Render every line of the material as a JSON list of strings, one string per line, with blank lines left out.

Records from a collection
— START —
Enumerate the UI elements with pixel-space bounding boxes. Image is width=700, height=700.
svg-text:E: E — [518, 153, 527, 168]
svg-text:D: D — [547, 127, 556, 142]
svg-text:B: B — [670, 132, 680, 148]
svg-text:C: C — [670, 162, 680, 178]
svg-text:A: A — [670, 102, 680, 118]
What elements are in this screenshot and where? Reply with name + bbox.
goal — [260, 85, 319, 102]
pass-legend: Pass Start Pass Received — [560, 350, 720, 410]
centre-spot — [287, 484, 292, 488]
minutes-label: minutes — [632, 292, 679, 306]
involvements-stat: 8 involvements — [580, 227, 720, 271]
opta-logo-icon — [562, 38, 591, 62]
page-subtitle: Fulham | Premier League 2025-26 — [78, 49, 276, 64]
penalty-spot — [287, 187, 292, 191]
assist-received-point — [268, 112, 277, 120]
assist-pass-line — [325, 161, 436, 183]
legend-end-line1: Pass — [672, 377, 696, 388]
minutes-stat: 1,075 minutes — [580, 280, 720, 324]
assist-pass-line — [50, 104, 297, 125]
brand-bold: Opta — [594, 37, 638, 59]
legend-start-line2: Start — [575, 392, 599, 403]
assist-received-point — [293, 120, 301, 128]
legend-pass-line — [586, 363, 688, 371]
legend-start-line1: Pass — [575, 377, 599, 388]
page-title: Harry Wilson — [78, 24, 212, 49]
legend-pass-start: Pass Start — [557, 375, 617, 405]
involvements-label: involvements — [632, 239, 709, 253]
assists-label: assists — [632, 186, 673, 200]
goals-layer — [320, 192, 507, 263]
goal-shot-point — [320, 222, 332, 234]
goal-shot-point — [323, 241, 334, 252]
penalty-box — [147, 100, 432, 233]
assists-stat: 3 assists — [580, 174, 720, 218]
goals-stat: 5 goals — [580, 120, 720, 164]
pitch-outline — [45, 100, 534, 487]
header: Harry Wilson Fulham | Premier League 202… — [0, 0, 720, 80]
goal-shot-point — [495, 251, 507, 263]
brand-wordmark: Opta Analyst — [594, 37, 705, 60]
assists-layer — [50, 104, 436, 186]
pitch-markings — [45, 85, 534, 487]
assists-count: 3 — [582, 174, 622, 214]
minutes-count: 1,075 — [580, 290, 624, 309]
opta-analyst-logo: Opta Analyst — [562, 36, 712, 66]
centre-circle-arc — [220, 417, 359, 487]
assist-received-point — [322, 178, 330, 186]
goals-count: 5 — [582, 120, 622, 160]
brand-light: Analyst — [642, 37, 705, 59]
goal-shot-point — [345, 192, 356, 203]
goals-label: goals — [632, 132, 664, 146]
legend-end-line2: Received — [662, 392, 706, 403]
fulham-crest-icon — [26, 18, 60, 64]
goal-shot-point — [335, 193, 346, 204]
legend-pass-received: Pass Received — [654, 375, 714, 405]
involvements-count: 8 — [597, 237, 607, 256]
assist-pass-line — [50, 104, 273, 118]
— END —
The reply
[
  "Enumerate the UI elements with pixel-space bounding boxes. Image is width=700, height=700.",
  "svg-text:E: E — [518, 153, 527, 168]",
  "svg-text:D: D — [547, 127, 556, 142]",
  "svg-text:B: B — [670, 132, 680, 148]",
  "svg-text:C: C — [670, 162, 680, 178]",
  "svg-text:A: A — [670, 102, 680, 118]",
  "What elements are in this screenshot and where? Reply with name + bbox.",
  "goal — [260, 85, 319, 102]",
  "pass-legend: Pass Start Pass Received — [560, 350, 720, 410]",
  "centre-spot — [287, 484, 292, 488]",
  "minutes-label: minutes — [632, 292, 679, 306]",
  "involvements-stat: 8 involvements — [580, 227, 720, 271]",
  "opta-logo-icon — [562, 38, 591, 62]",
  "page-subtitle: Fulham | Premier League 2025-26 — [78, 49, 276, 64]",
  "penalty-spot — [287, 187, 292, 191]",
  "assist-received-point — [268, 112, 277, 120]",
  "assist-pass-line — [325, 161, 436, 183]",
  "legend-end-line1: Pass — [672, 377, 696, 388]",
  "minutes-stat: 1,075 minutes — [580, 280, 720, 324]",
  "assist-pass-line — [50, 104, 297, 125]",
  "brand-bold: Opta — [594, 37, 638, 59]",
  "legend-start-line2: Start — [575, 392, 599, 403]",
  "assist-received-point — [293, 120, 301, 128]",
  "legend-pass-line — [586, 363, 688, 371]",
  "legend-start-line1: Pass — [575, 377, 599, 388]",
  "page-title: Harry Wilson — [78, 24, 212, 49]",
  "legend-pass-start: Pass Start — [557, 375, 617, 405]",
  "involvements-label: involvements — [632, 239, 709, 253]",
  "assists-label: assists — [632, 186, 673, 200]",
  "goals-layer — [320, 192, 507, 263]",
  "goal-shot-point — [320, 222, 332, 234]",
  "goal-shot-point — [323, 241, 334, 252]",
  "penalty-box — [147, 100, 432, 233]",
  "assists-stat: 3 assists — [580, 174, 720, 218]",
  "goals-stat: 5 goals — [580, 120, 720, 164]",
  "pitch-outline — [45, 100, 534, 487]",
  "header: Harry Wilson Fulham | Premier League 202… — [0, 0, 720, 80]",
  "goal-shot-point — [495, 251, 507, 263]",
  "brand-wordmark: Opta Analyst — [594, 37, 705, 60]",
  "assists-layer — [50, 104, 436, 186]",
  "pitch-markings — [45, 85, 534, 487]",
  "assists-count: 3 — [582, 174, 622, 214]",
  "minutes-count: 1,075 — [580, 290, 624, 309]",
  "opta-analyst-logo: Opta Analyst — [562, 36, 712, 66]",
  "centre-circle-arc — [220, 417, 359, 487]",
  "assist-received-point — [322, 178, 330, 186]",
  "goals-count: 5 — [582, 120, 622, 160]",
  "brand-light: Analyst — [642, 37, 705, 59]",
  "goal-shot-point — [345, 192, 356, 203]",
  "goals-label: goals — [632, 132, 664, 146]",
  "legend-end-line2: Received — [662, 392, 706, 403]",
  "fulham-crest-icon — [26, 18, 60, 64]",
  "goal-shot-point — [335, 193, 346, 204]",
  "legend-pass-received: Pass Received — [654, 375, 714, 405]",
  "involvements-count: 8 — [597, 237, 607, 256]",
  "assist-pass-line — [50, 104, 273, 118]"
]